## begin Records for processing

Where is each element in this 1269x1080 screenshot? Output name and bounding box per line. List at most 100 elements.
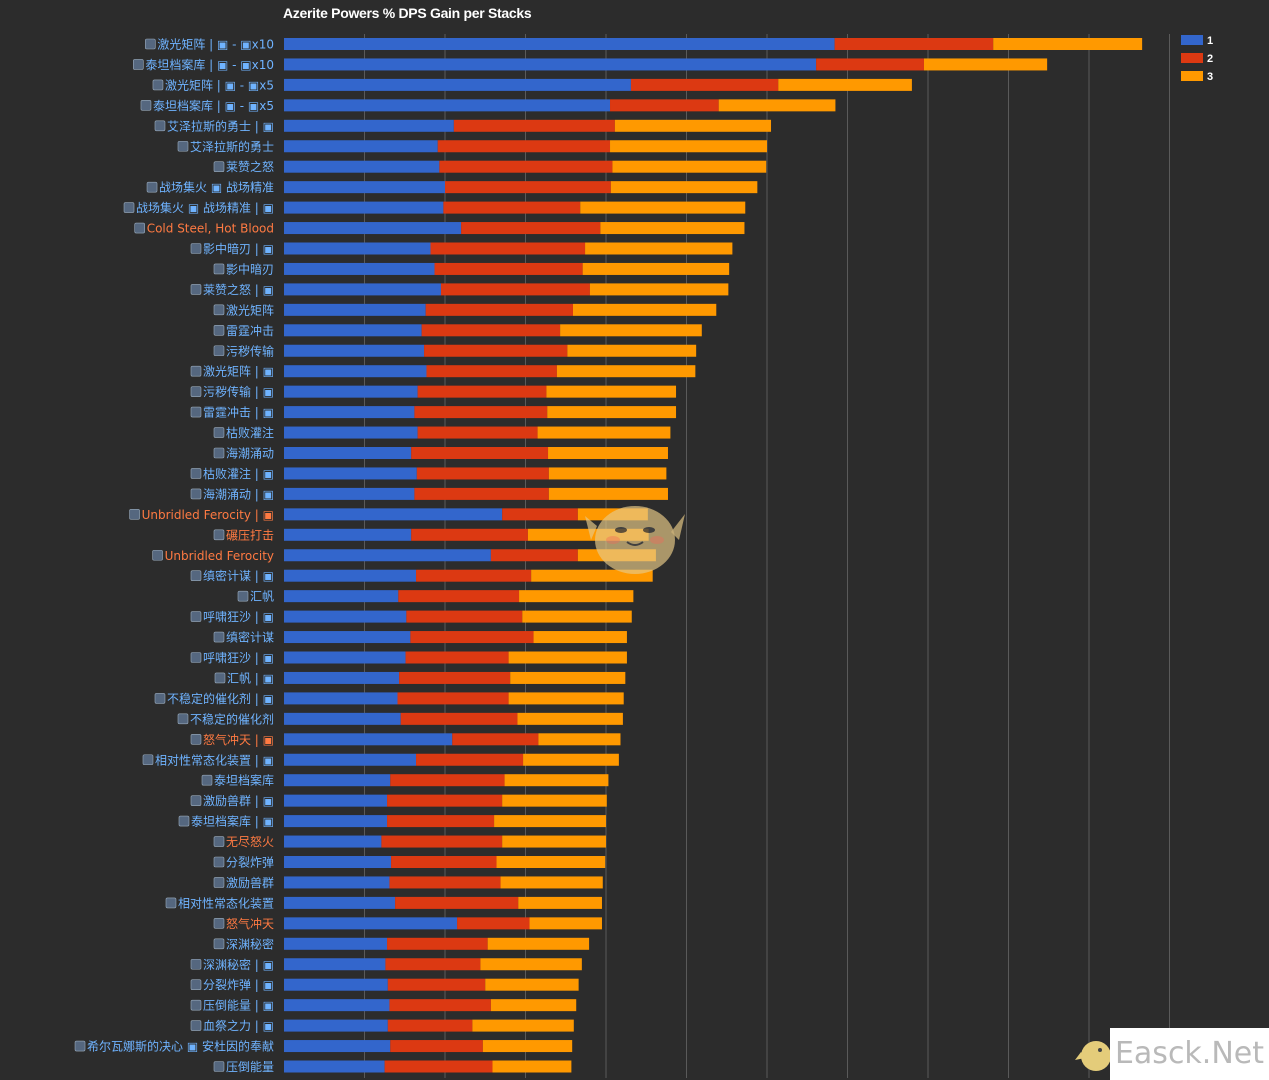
bar-series-2	[816, 58, 924, 71]
filthy-transfusion-icon	[190, 386, 202, 397]
bar-series-2	[461, 222, 601, 235]
bar-series-3	[492, 1060, 572, 1073]
endless-rage-icon	[213, 836, 225, 847]
battlefield-focus-icon	[146, 181, 158, 193]
fragmentation-bomb-icon	[190, 979, 202, 991]
blight-infusion-icon	[190, 468, 202, 479]
meticulous-scheming-icon	[213, 631, 225, 643]
bar-series-2	[417, 426, 538, 439]
category-label: Unbridled Ferocity	[165, 549, 274, 563]
bar-series-2	[385, 958, 481, 971]
category-label: 影中暗刃	[226, 261, 274, 276]
bar-series-1	[284, 671, 400, 684]
bar-series-1	[284, 385, 418, 398]
bar-series-2	[430, 242, 586, 255]
bar-series-1	[284, 242, 431, 255]
bar-series-3	[548, 447, 668, 459]
category-label: 污秽传输 | ▣	[203, 384, 274, 399]
bar-series-3	[546, 385, 677, 398]
inspiring-herd-icon	[213, 877, 225, 888]
bar-series-3	[718, 99, 836, 112]
bar-series-3	[510, 671, 626, 684]
bar-series-2	[414, 406, 548, 419]
abyssal-secrets-icon	[213, 938, 225, 950]
bar-series-2	[390, 1040, 483, 1053]
bar-series-1	[284, 999, 390, 1012]
filthy-transfusion-icon	[213, 345, 225, 357]
unbridled-ferocity-icon	[129, 509, 140, 520]
laser-matrix-icon	[190, 365, 202, 377]
bar-series-3	[600, 222, 745, 235]
bar-series-1	[284, 733, 453, 746]
category-label: 激励兽群	[226, 876, 274, 890]
laser-matrix-icon	[213, 304, 225, 316]
overwhelming-power-icon	[213, 1061, 225, 1072]
category-label: 激励兽群 | ▣	[203, 794, 274, 808]
bar-series-3	[502, 835, 606, 848]
chart-title: Azerite Powers % DPS Gain per Stacks	[283, 5, 532, 21]
bar-series-1	[284, 160, 440, 173]
seething-rage-icon	[190, 733, 202, 745]
legend-label: 1	[1207, 35, 1213, 47]
bar-series-2	[387, 937, 488, 950]
category-label: 深渊秘密 | ▣	[203, 957, 274, 972]
bar-series-3	[472, 1019, 574, 1032]
category-label: 莱赞之怒 | ▣	[203, 282, 274, 297]
bar-series-3	[548, 487, 668, 500]
category-label: 雷霆冲击 | ▣	[203, 405, 274, 420]
bar-series-2	[416, 569, 532, 582]
bar-series-1	[284, 365, 427, 378]
bar-series-2	[440, 283, 590, 296]
bar-series-1	[284, 58, 817, 71]
meticulous-scheming-icon	[190, 570, 202, 582]
bar-series-3	[537, 426, 671, 439]
bar-series-3	[504, 774, 609, 787]
thunderous-blast-icon	[190, 406, 202, 418]
bar-series-1	[284, 753, 417, 766]
bar-series-2	[410, 631, 534, 644]
category-label: 雷霆冲击	[226, 323, 274, 338]
bar-series-1	[284, 406, 415, 419]
bar-series-1	[284, 1040, 391, 1053]
bar-series-3	[496, 856, 606, 868]
bar-series-1	[284, 201, 444, 214]
bar-series-3	[519, 590, 634, 603]
relational-normalization-icon	[165, 897, 177, 909]
bar-series-1	[284, 119, 454, 132]
category-label: 影中暗刃 | ▣	[203, 241, 274, 256]
bars	[284, 38, 1143, 1073]
legend-label: 2	[1207, 53, 1213, 65]
bar-series-3	[538, 733, 621, 746]
bar-series-2	[502, 508, 578, 521]
legend-swatch	[1181, 53, 1203, 63]
bar-series-3	[531, 569, 653, 582]
category-label: 呼啸狂沙 | ▣	[203, 610, 274, 624]
bar-series-2	[439, 160, 613, 173]
bar-series-2	[387, 815, 495, 828]
crushing-assault-icon	[213, 529, 225, 541]
bar-series-3	[523, 753, 619, 766]
rezan-fury-icon	[213, 161, 225, 172]
whirling-sands-icon	[190, 611, 202, 622]
category-label: 压倒能量	[226, 1060, 274, 1074]
bar-series-3	[508, 692, 624, 705]
seething-rage-icon	[213, 918, 225, 929]
category-label: 艾泽拉斯的勇士 | ▣	[167, 118, 274, 133]
bar-series-2	[416, 467, 549, 480]
bar-series-2	[387, 978, 486, 991]
bar-series-2	[443, 201, 581, 214]
bar-series-3	[482, 1040, 573, 1053]
bar-series-1	[284, 958, 386, 971]
legend-label: 3	[1207, 71, 1213, 83]
bar-series-3	[778, 78, 912, 91]
category-label: Cold Steel, Hot Blood	[147, 222, 274, 236]
category-labels: 激光矩阵 | ▣ - ▣x10 泰坦档案库 | ▣ - ▣x10 激光矩阵 | ▣ …	[74, 38, 274, 1074]
relational-normalization-icon	[142, 754, 154, 766]
bar-series-1	[284, 1060, 385, 1073]
bar-series-2	[406, 610, 523, 623]
bar-series-2	[400, 712, 518, 725]
category-label: 战场集火 ▣ 战场精准	[159, 180, 274, 195]
category-label: 无尽怒火	[226, 834, 274, 849]
bar-series-3	[517, 712, 623, 725]
category-label: 海潮涌动	[226, 446, 274, 461]
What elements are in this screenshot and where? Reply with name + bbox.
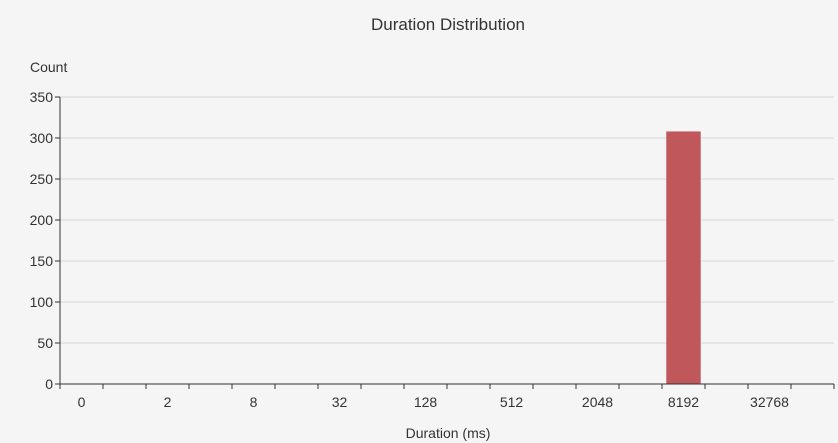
- y-tick-labels: 0 50 100 150 200 250 300 350: [30, 89, 54, 392]
- y-tick-label: 200: [30, 212, 54, 228]
- x-tick-label: 8: [250, 394, 258, 410]
- y-tick-label: 350: [30, 89, 54, 105]
- x-axis-title: Duration (ms): [406, 425, 491, 441]
- y-tick-label: 100: [30, 294, 54, 310]
- y-tick-label: 300: [30, 130, 54, 146]
- bar[interactable]: [666, 131, 701, 384]
- chart-title: Duration Distribution: [371, 15, 525, 34]
- x-tick-labels: 0 2 8 32 128 512 2048 8192 32768: [78, 394, 790, 410]
- y-tick-label: 50: [37, 335, 53, 351]
- y-tick-label: 0: [45, 376, 53, 392]
- x-tick-label: 8192: [668, 394, 699, 410]
- x-tick-label: 32768: [750, 394, 789, 410]
- bars: [666, 131, 701, 384]
- axes: [55, 96, 835, 389]
- x-tick-label: 2048: [582, 394, 613, 410]
- x-tick-label: 128: [414, 394, 438, 410]
- x-tick-label: 0: [78, 394, 86, 410]
- y-axis-title: Count: [30, 59, 67, 75]
- x-tick-label: 32: [332, 394, 348, 410]
- grid-lines: [60, 96, 834, 344]
- x-tick-label: 2: [164, 394, 172, 410]
- y-tick-label: 250: [30, 171, 54, 187]
- y-tick-label: 150: [30, 253, 54, 269]
- x-tick-label: 512: [500, 394, 524, 410]
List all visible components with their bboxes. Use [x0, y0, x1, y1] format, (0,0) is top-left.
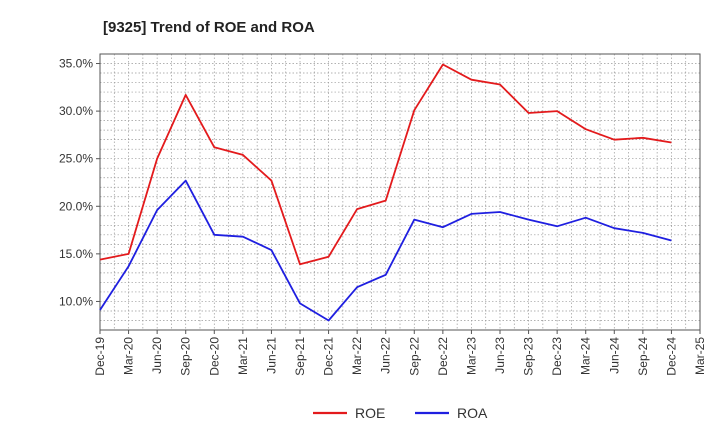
- x-tick-label: Sep-23: [522, 337, 536, 376]
- x-tick-label: Jun-20: [150, 337, 164, 374]
- y-tick-label: 35.0%: [59, 57, 93, 71]
- y-axis: 10.0% 15.0% 20.0% 25.0% 30.0% 35.0%: [59, 57, 100, 308]
- plot-frame: [99, 53, 701, 331]
- x-tick-label: Sep-24: [636, 337, 650, 376]
- x-tick-label: Mar-22: [350, 337, 364, 375]
- x-tick-label: Dec-20: [207, 337, 221, 376]
- series-line-roe: [99, 63, 672, 266]
- x-tick-label: Dec-24: [664, 337, 678, 376]
- x-tick-label: Mar-21: [236, 337, 250, 375]
- x-tick-label: Jun-22: [379, 337, 393, 374]
- y-tick-label: 15.0%: [59, 247, 93, 261]
- x-tick-label: Mar-24: [579, 337, 593, 375]
- x-tick-label: Mar-20: [122, 337, 136, 375]
- y-tick-label: 30.0%: [59, 104, 93, 118]
- grid: [99, 53, 701, 331]
- x-tick-label: Sep-21: [293, 337, 307, 376]
- legend-label-roe: ROE: [355, 405, 385, 421]
- chart-title: [9325] Trend of ROE and ROA: [103, 19, 315, 36]
- series-lines: [99, 63, 672, 322]
- x-tick-label: Jun-24: [607, 337, 621, 374]
- y-tick-label: 10.0%: [59, 294, 93, 308]
- x-tick-label: Dec-23: [550, 337, 564, 376]
- legend-label-roa: ROA: [457, 405, 488, 421]
- x-tick-label: Jun-21: [264, 337, 278, 374]
- x-axis: Dec-19 Mar-20 Jun-20 Sep-20 Dec-20 Mar-21 Jun-…: [93, 330, 707, 376]
- x-tick-label: Sep-20: [179, 337, 193, 376]
- x-tick-label: Mar-25: [693, 337, 707, 375]
- x-tick-label: Jun-23: [493, 337, 507, 374]
- x-tick-label: Dec-19: [93, 337, 107, 376]
- series-line-roa: [99, 179, 672, 322]
- legend: ROE ROA: [313, 405, 488, 421]
- y-tick-label: 25.0%: [59, 152, 93, 166]
- x-tick-label: Dec-21: [322, 337, 336, 376]
- x-tick-label: Mar-23: [464, 337, 478, 375]
- x-tick-label: Dec-22: [436, 337, 450, 376]
- x-tick-label: Sep-22: [407, 337, 421, 376]
- y-tick-label: 20.0%: [59, 199, 93, 213]
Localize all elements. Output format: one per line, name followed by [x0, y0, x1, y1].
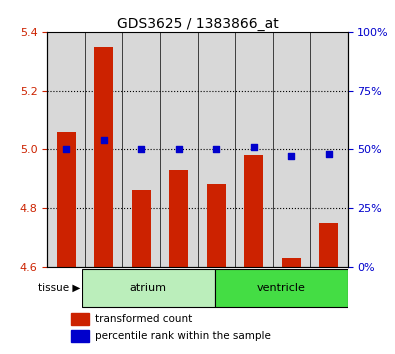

## end Records for processing

**Work required**
Please write out, unchanged, every line of the records from the line containing "58, 924, 71]" down to the line containing "304, 225, 316]", including both of those lines.

**Reply**
bar-series-2	[816, 58, 924, 71]
filthy-transfusion-icon	[190, 386, 202, 397]
bar-series-2	[461, 222, 601, 235]
bar-series-3	[492, 1060, 572, 1073]
endless-rage-icon	[213, 836, 225, 847]
battlefield-focus-icon	[146, 181, 158, 193]
fragmentation-bomb-icon	[190, 979, 202, 991]
blight-infusion-icon	[190, 468, 202, 479]
meticulous-scheming-icon	[213, 631, 225, 643]
bar-series-2	[417, 426, 538, 439]
category-label: Unbridled Ferocity	[165, 549, 274, 563]
bar-series-2	[385, 958, 481, 971]
category-label: 影中暗刃	[226, 261, 274, 276]
bar-series-1	[284, 671, 400, 684]
bar-series-1	[284, 385, 418, 398]
bar-series-2	[430, 242, 586, 255]
bar-series-1	[284, 242, 431, 255]
bar-series-3	[548, 447, 668, 459]
category-label: 污秽传输 | ▣	[203, 384, 274, 399]
bar-series-3	[546, 385, 677, 398]
inspiring-herd-icon	[213, 877, 225, 888]
bar-series-3	[718, 99, 836, 112]
bar-series-3	[510, 671, 626, 684]
bar-series-2	[414, 406, 548, 419]
abyssal-secrets-icon	[213, 938, 225, 950]
bar-series-2	[390, 1040, 483, 1053]
bar-series-1	[284, 999, 390, 1012]
filthy-transfusion-icon	[213, 345, 225, 357]
unbridled-ferocity-icon	[129, 509, 140, 520]
laser-matrix-icon	[190, 365, 202, 377]
bar-series-3	[600, 222, 745, 235]
bar-series-1	[284, 733, 453, 746]
category-label: 激励兽群	[226, 876, 274, 890]
laser-matrix-icon	[213, 304, 225, 316]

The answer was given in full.